**Data listing**
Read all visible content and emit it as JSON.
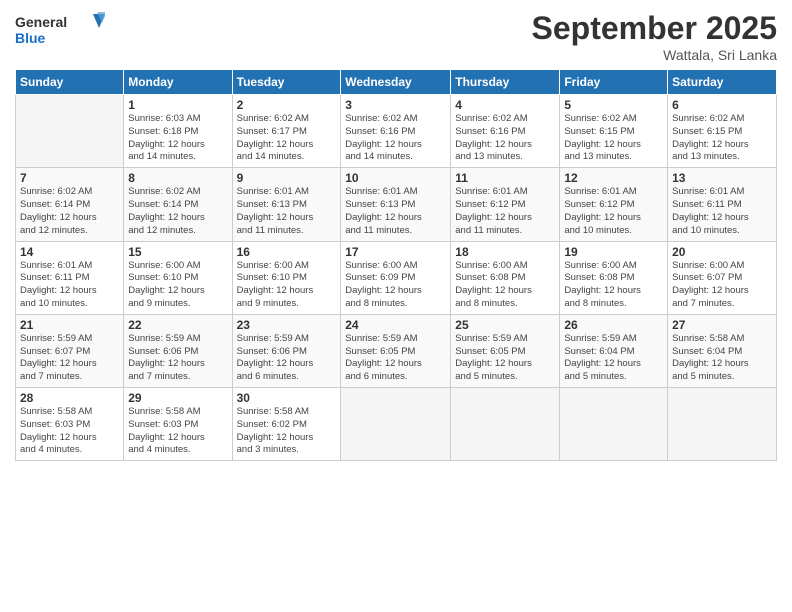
{
  "logo": {
    "line1": "General",
    "line2": "Blue"
  },
  "title": "September 2025",
  "subtitle": "Wattala, Sri Lanka",
  "days_of_week": [
    "Sunday",
    "Monday",
    "Tuesday",
    "Wednesday",
    "Thursday",
    "Friday",
    "Saturday"
  ],
  "weeks": [
    [
      {
        "num": "",
        "info": ""
      },
      {
        "num": "1",
        "info": "Sunrise: 6:03 AM\nSunset: 6:18 PM\nDaylight: 12 hours\nand 14 minutes."
      },
      {
        "num": "2",
        "info": "Sunrise: 6:02 AM\nSunset: 6:17 PM\nDaylight: 12 hours\nand 14 minutes."
      },
      {
        "num": "3",
        "info": "Sunrise: 6:02 AM\nSunset: 6:16 PM\nDaylight: 12 hours\nand 14 minutes."
      },
      {
        "num": "4",
        "info": "Sunrise: 6:02 AM\nSunset: 6:16 PM\nDaylight: 12 hours\nand 13 minutes."
      },
      {
        "num": "5",
        "info": "Sunrise: 6:02 AM\nSunset: 6:15 PM\nDaylight: 12 hours\nand 13 minutes."
      },
      {
        "num": "6",
        "info": "Sunrise: 6:02 AM\nSunset: 6:15 PM\nDaylight: 12 hours\nand 13 minutes."
      }
    ],
    [
      {
        "num": "7",
        "info": "Sunrise: 6:02 AM\nSunset: 6:14 PM\nDaylight: 12 hours\nand 12 minutes."
      },
      {
        "num": "8",
        "info": "Sunrise: 6:02 AM\nSunset: 6:14 PM\nDaylight: 12 hours\nand 12 minutes."
      },
      {
        "num": "9",
        "info": "Sunrise: 6:01 AM\nSunset: 6:13 PM\nDaylight: 12 hours\nand 11 minutes."
      },
      {
        "num": "10",
        "info": "Sunrise: 6:01 AM\nSunset: 6:13 PM\nDaylight: 12 hours\nand 11 minutes."
      },
      {
        "num": "11",
        "info": "Sunrise: 6:01 AM\nSunset: 6:12 PM\nDaylight: 12 hours\nand 11 minutes."
      },
      {
        "num": "12",
        "info": "Sunrise: 6:01 AM\nSunset: 6:12 PM\nDaylight: 12 hours\nand 10 minutes."
      },
      {
        "num": "13",
        "info": "Sunrise: 6:01 AM\nSunset: 6:11 PM\nDaylight: 12 hours\nand 10 minutes."
      }
    ],
    [
      {
        "num": "14",
        "info": "Sunrise: 6:01 AM\nSunset: 6:11 PM\nDaylight: 12 hours\nand 10 minutes."
      },
      {
        "num": "15",
        "info": "Sunrise: 6:00 AM\nSunset: 6:10 PM\nDaylight: 12 hours\nand 9 minutes."
      },
      {
        "num": "16",
        "info": "Sunrise: 6:00 AM\nSunset: 6:10 PM\nDaylight: 12 hours\nand 9 minutes."
      },
      {
        "num": "17",
        "info": "Sunrise: 6:00 AM\nSunset: 6:09 PM\nDaylight: 12 hours\nand 8 minutes."
      },
      {
        "num": "18",
        "info": "Sunrise: 6:00 AM\nSunset: 6:08 PM\nDaylight: 12 hours\nand 8 minutes."
      },
      {
        "num": "19",
        "info": "Sunrise: 6:00 AM\nSunset: 6:08 PM\nDaylight: 12 hours\nand 8 minutes."
      },
      {
        "num": "20",
        "info": "Sunrise: 6:00 AM\nSunset: 6:07 PM\nDaylight: 12 hours\nand 7 minutes."
      }
    ],
    [
      {
        "num": "21",
        "info": "Sunrise: 5:59 AM\nSunset: 6:07 PM\nDaylight: 12 hours\nand 7 minutes."
      },
      {
        "num": "22",
        "info": "Sunrise: 5:59 AM\nSunset: 6:06 PM\nDaylight: 12 hours\nand 7 minutes."
      },
      {
        "num": "23",
        "info": "Sunrise: 5:59 AM\nSunset: 6:06 PM\nDaylight: 12 hours\nand 6 minutes."
      },
      {
        "num": "24",
        "info": "Sunrise: 5:59 AM\nSunset: 6:05 PM\nDaylight: 12 hours\nand 6 minutes."
      },
      {
        "num": "25",
        "info": "Sunrise: 5:59 AM\nSunset: 6:05 PM\nDaylight: 12 hours\nand 5 minutes."
      },
      {
        "num": "26",
        "info": "Sunrise: 5:59 AM\nSunset: 6:04 PM\nDaylight: 12 hours\nand 5 minutes."
      },
      {
        "num": "27",
        "info": "Sunrise: 5:58 AM\nSunset: 6:04 PM\nDaylight: 12 hours\nand 5 minutes."
      }
    ],
    [
      {
        "num": "28",
        "info": "Sunrise: 5:58 AM\nSunset: 6:03 PM\nDaylight: 12 hours\nand 4 minutes."
      },
      {
        "num": "29",
        "info": "Sunrise: 5:58 AM\nSunset: 6:03 PM\nDaylight: 12 hours\nand 4 minutes."
      },
      {
        "num": "30",
        "info": "Sunrise: 5:58 AM\nSunset: 6:02 PM\nDaylight: 12 hours\nand 3 minutes."
      },
      {
        "num": "",
        "info": ""
      },
      {
        "num": "",
        "info": ""
      },
      {
        "num": "",
        "info": ""
      },
      {
        "num": "",
        "info": ""
      }
    ]
  ]
}
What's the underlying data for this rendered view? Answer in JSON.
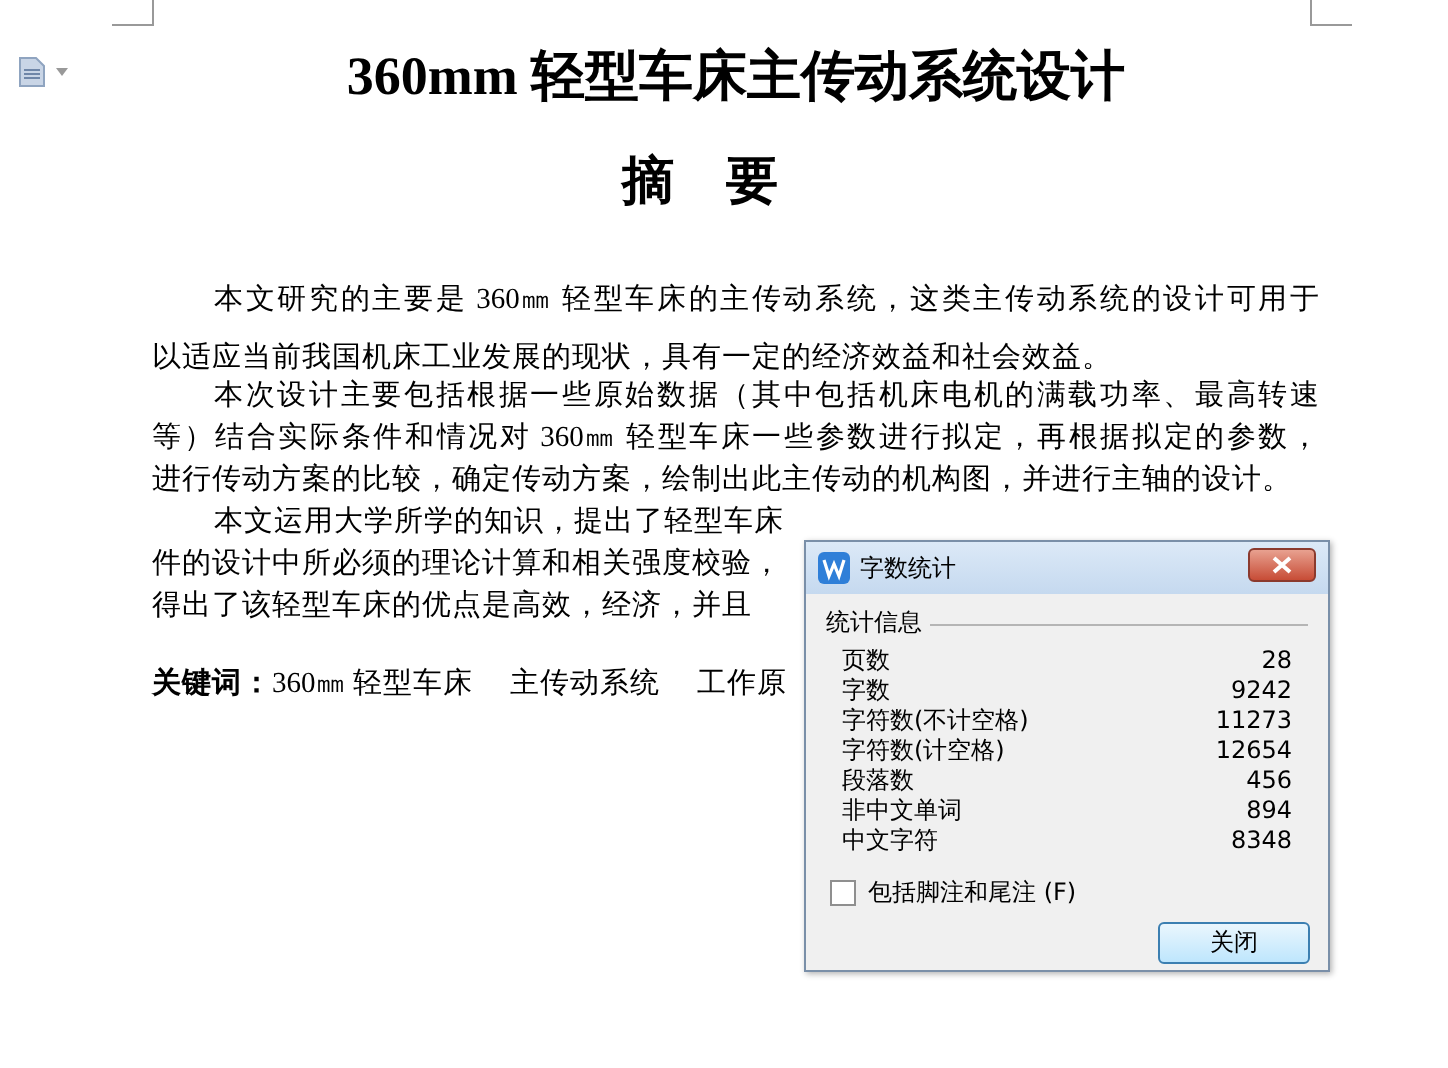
{
  "document": {
    "title": "360mm 轻型车床主传动系统设计",
    "heading": "摘　要",
    "paragraphs": [
      {
        "kind": "justified",
        "lines": [
          "本文研究的主要是 360㎜ 轻型车床的主传动系统，这类主传动系统的设计可用于",
          "以适应当前我国机床工业发展的现状，具有一定的经济效益和社会效益。"
        ]
      },
      {
        "kind": "justified",
        "lines": [
          "本次设计主要包括根据一些原始数据（其中包括机床电机的满载功率、最高转速",
          "等）结合实际条件和情况对 360㎜ 轻型车床一些参数进行拟定，再根据拟定的参数，",
          "进行传动方案的比较，确定传动方案，绘制出此主传动的机构图，并进行主轴的设计。"
        ]
      },
      {
        "kind": "cut",
        "lines": [
          "本文运用大学所学的知识，提出了轻型车床",
          "件的设计中所必须的理论计算和相关强度校验，",
          "得出了该轻型车床的优点是高效，经济，并且"
        ]
      }
    ],
    "keywords": {
      "label": "关键词：",
      "terms": "360㎜ 轻型车床　 主传动系统　 工作原"
    }
  },
  "dialog": {
    "title": "字数统计",
    "section": "统计信息",
    "stats": [
      {
        "label": "页数",
        "value": "28"
      },
      {
        "label": "字数",
        "value": "9242"
      },
      {
        "label": "字符数(不计空格)",
        "value": "11273"
      },
      {
        "label": "字符数(计空格)",
        "value": "12654"
      },
      {
        "label": "段落数",
        "value": "456"
      },
      {
        "label": "非中文单词",
        "value": "894"
      },
      {
        "label": "中文字符",
        "value": "8348"
      }
    ],
    "checkbox": {
      "label": "包括脚注和尾注 (F)",
      "checked": false
    },
    "button": "关闭"
  }
}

**Short problem**
Collect the complete line wherever the string "JSON" appears in the records.

**Reply**
Read all visible content and emit it as JSON.
What's the underlying data for this rendered view? Answer in JSON.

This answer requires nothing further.